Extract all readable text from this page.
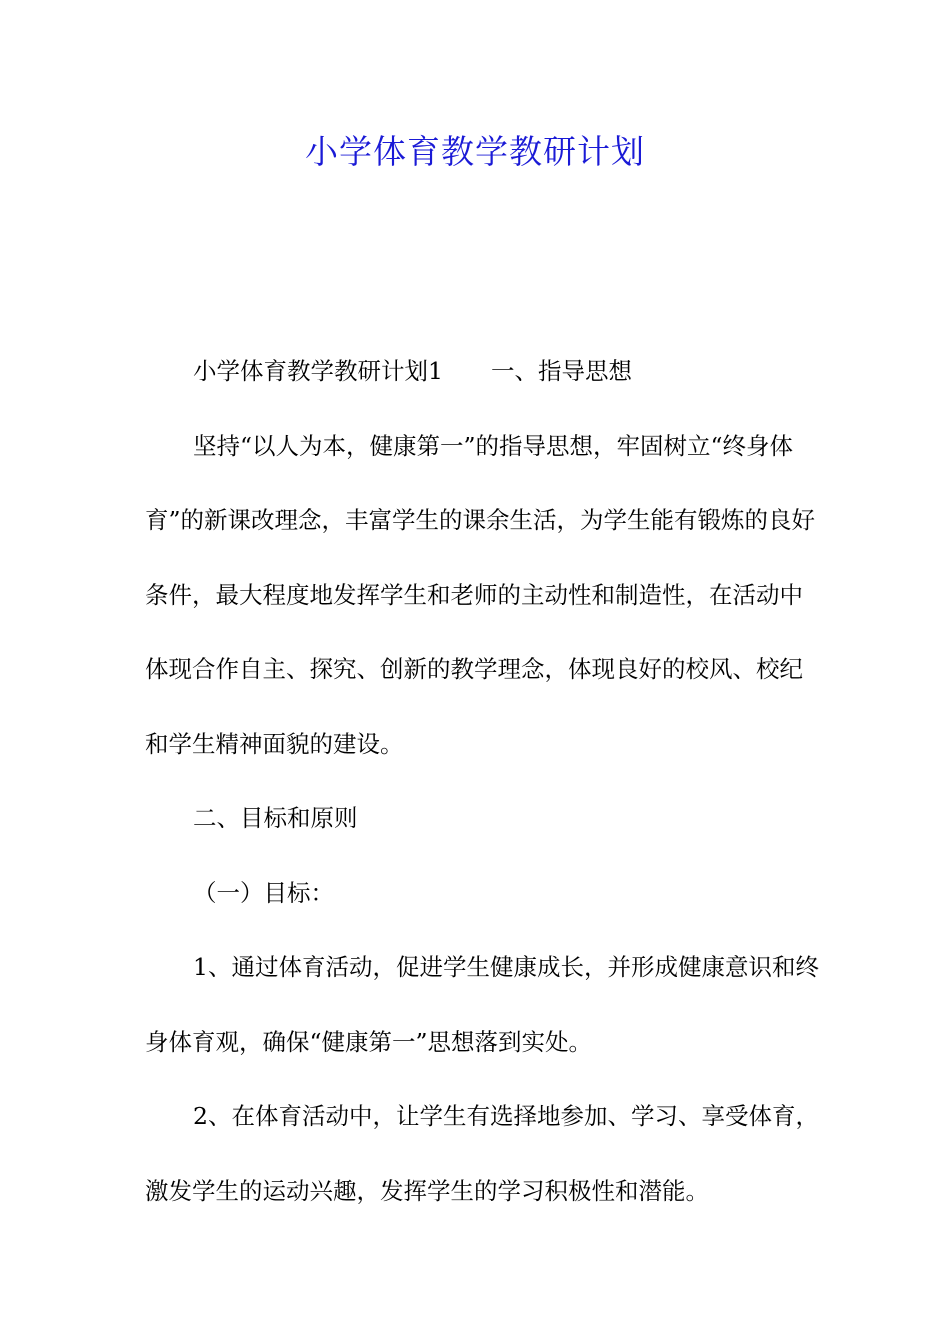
小学体育教学教研计划

小学体育教学教研计划1 一、指导思想

坚持“以人为本，健康第一”的指导思想，牢固树立“终身体育”的新课改理念，丰富学生的课余生活，为学生能有锻炼的良好条件，最大程度地发挥学生和老师的主动性和制造性，在活动中体现合作自主、探究、创新的教学理念，体现良好的校风、校纪和学生精神面貌的建设。

二、目标和原则

（一）目标：

1、通过体育活动，促进学生健康成长，并形成健康意识和终身体育观，确保“健康第一”思想落到实处。

2、在体育活动中，让学生有选择地参加、学习、享受体育，激发学生的运动兴趣，发挥学生的学习积极性和潜能。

> **What this task involves**: Pick every line with "健康第一" in it and copy it.

> **The completed task**:
坚持“以人为本，健康第一”的指导思想，牢固树立“终身体育”的新课改理念，丰富学生的课余生活，为学生能有锻炼的良好条件，最大程度地发挥学生和老师的主动性和制造性，在活动中体现合作自主、探究、创新的教学理念，体现良好的校风、校纪和学生精神面貌的建设。
1、通过体育活动，促进学生健康成长，并形成健康意识和终身体育观，确保“健康第一”思想落到实处。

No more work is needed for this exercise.